-- Start Entries supplied --

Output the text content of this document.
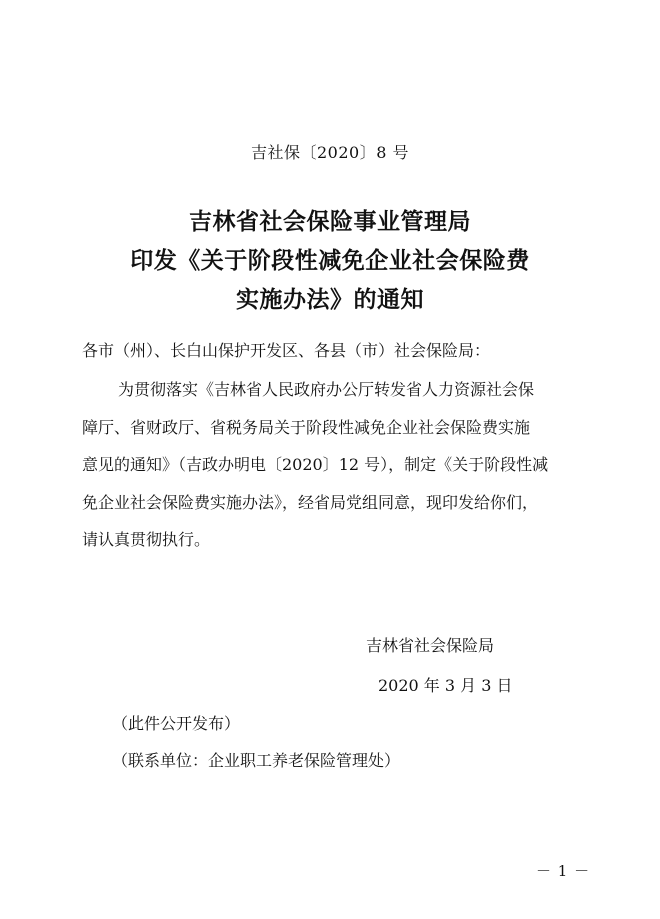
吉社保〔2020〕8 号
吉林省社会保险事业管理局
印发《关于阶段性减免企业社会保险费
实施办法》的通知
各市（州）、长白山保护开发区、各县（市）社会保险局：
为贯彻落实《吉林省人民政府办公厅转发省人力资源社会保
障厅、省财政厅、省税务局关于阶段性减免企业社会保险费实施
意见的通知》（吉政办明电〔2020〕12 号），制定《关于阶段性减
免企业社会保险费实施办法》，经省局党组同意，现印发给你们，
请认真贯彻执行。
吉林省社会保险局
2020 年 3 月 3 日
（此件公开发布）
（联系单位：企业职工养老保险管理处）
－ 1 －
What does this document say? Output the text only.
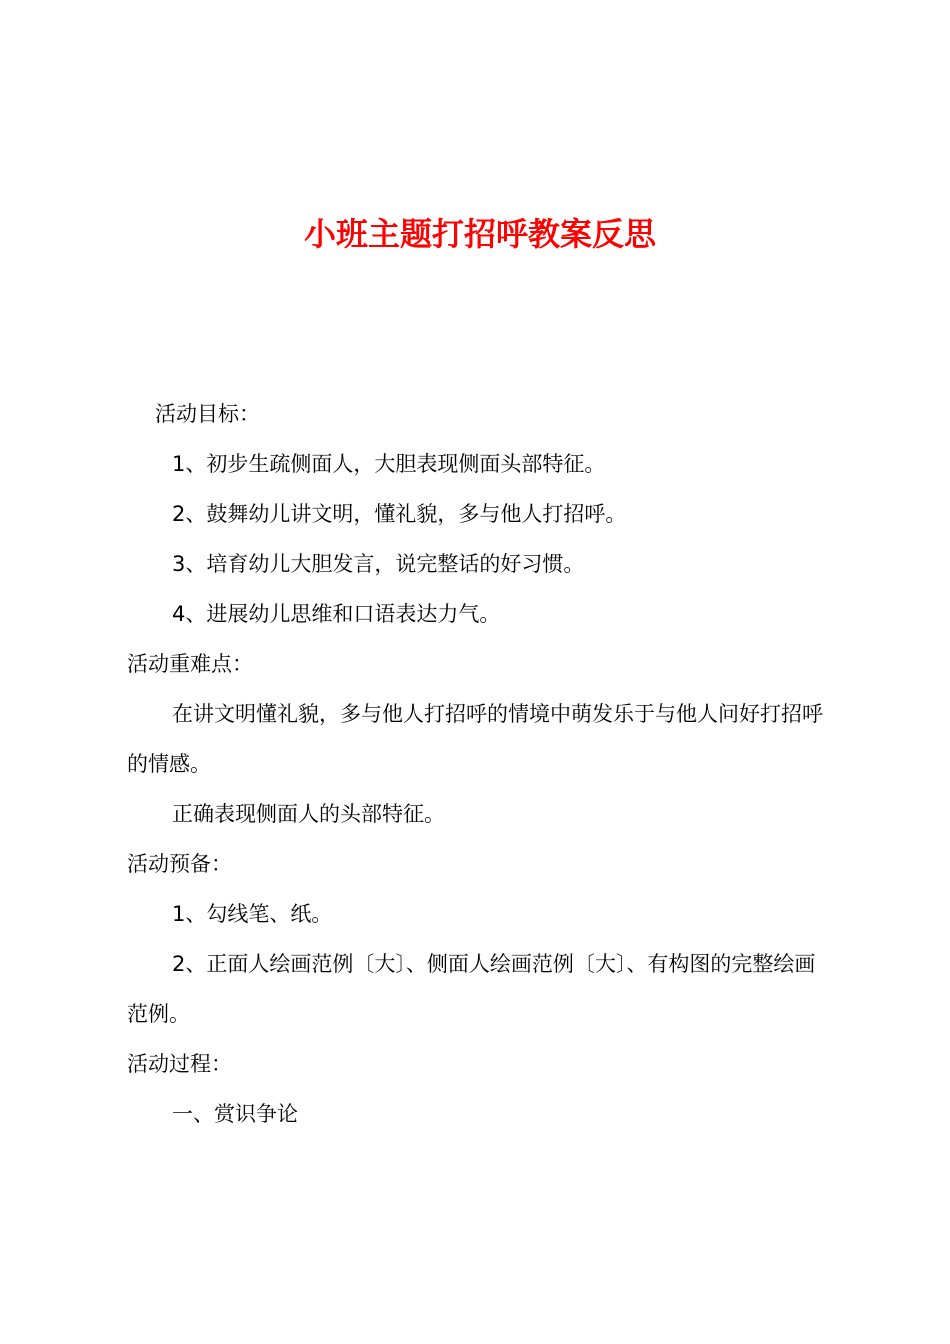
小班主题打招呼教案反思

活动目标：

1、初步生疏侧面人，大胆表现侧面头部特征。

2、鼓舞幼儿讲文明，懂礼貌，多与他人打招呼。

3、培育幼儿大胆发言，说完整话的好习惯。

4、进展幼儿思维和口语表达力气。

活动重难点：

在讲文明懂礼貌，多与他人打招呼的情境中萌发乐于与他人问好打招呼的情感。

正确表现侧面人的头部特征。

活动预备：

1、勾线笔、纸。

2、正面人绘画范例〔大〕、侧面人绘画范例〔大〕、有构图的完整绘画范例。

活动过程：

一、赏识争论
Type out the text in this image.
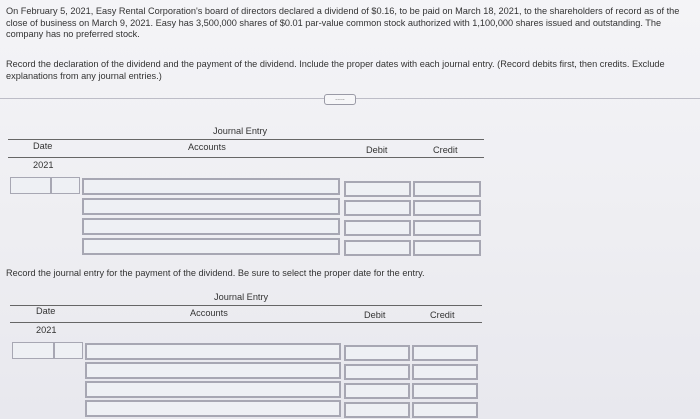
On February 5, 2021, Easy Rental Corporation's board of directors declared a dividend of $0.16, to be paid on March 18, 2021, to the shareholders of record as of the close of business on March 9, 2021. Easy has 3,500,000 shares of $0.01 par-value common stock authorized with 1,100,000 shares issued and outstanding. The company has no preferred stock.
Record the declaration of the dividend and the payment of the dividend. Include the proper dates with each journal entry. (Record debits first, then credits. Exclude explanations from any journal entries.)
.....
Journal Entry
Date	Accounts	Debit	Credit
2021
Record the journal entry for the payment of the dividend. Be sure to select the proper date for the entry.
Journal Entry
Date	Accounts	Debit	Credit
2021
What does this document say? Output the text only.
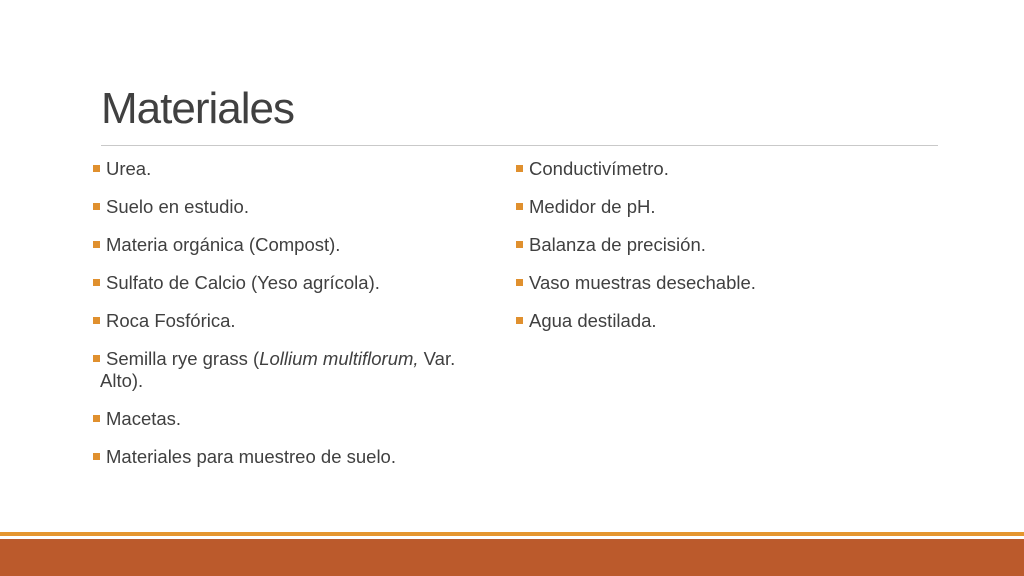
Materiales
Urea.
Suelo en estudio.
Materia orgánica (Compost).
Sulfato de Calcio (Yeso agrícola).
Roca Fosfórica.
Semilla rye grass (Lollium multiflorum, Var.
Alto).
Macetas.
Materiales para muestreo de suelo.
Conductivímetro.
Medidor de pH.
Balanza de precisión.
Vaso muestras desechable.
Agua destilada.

-- End Entries supplied --

Print the entries above exactly, taking out only the pictures.

Output the text content of this document.
吉社保〔2020〕8 号
吉林省社会保险事业管理局
印发《关于阶段性减免企业社会保险费
实施办法》的通知
各市（州）、长白山保护开发区、各县（市）社会保险局：
为贯彻落实《吉林省人民政府办公厅转发省人力资源社会保
障厅、省财政厅、省税务局关于阶段性减免企业社会保险费实施
意见的通知》（吉政办明电〔2020〕12 号），制定《关于阶段性减
免企业社会保险费实施办法》，经省局党组同意，现印发给你们，
请认真贯彻执行。
吉林省社会保险局
2020 年 3 月 3 日
（此件公开发布）
（联系单位：企业职工养老保险管理处）
－ 1 －
What does this document say? Output the text only.
小班主题打招呼教案反思

活动目标：

1、初步生疏侧面人，大胆表现侧面头部特征。

2、鼓舞幼儿讲文明，懂礼貌，多与他人打招呼。

3、培育幼儿大胆发言，说完整话的好习惯。

4、进展幼儿思维和口语表达力气。

活动重难点：

在讲文明懂礼貌，多与他人打招呼的情境中萌发乐于与他人问好打招呼的情感。

正确表现侧面人的头部特征。

活动预备：

1、勾线笔、纸。

2、正面人绘画范例〔大〕、侧面人绘画范例〔大〕、有构图的完整绘画范例。

活动过程：

一、赏识争论
Type out the text in this image.
On February 5, 2021, Easy Rental Corporation's board of directors declared a dividend of $0.16, to be paid on March 18, 2021, to the shareholders of record as of the close of business on March 9, 2021. Easy has 3,500,000 shares of $0.01 par-value common stock authorized with 1,100,000 shares issued and outstanding. The company has no preferred stock.
Record the declaration of the dividend and the payment of the dividend. Include the proper dates with each journal entry. (Record debits first, then credits. Exclude explanations from any journal entries.)
.....
Journal Entry
Date	Accounts	Debit	Credit
2021
Record the journal entry for the payment of the dividend. Be sure to select the proper date for the entry.
Journal Entry
Date	Accounts	Debit	Credit
2021
What does this document say? Output the text only.
Materiales
Urea.
Suelo en estudio.
Materia orgánica (Compost).
Sulfato de Calcio (Yeso agrícola).
Roca Fosfórica.
Semilla rye grass (Lollium multiflorum, Var.
Alto).
Macetas.
Materiales para muestreo de suelo.
Conductivímetro.
Medidor de pH.
Balanza de precisión.
Vaso muestras desechable.
Agua destilada.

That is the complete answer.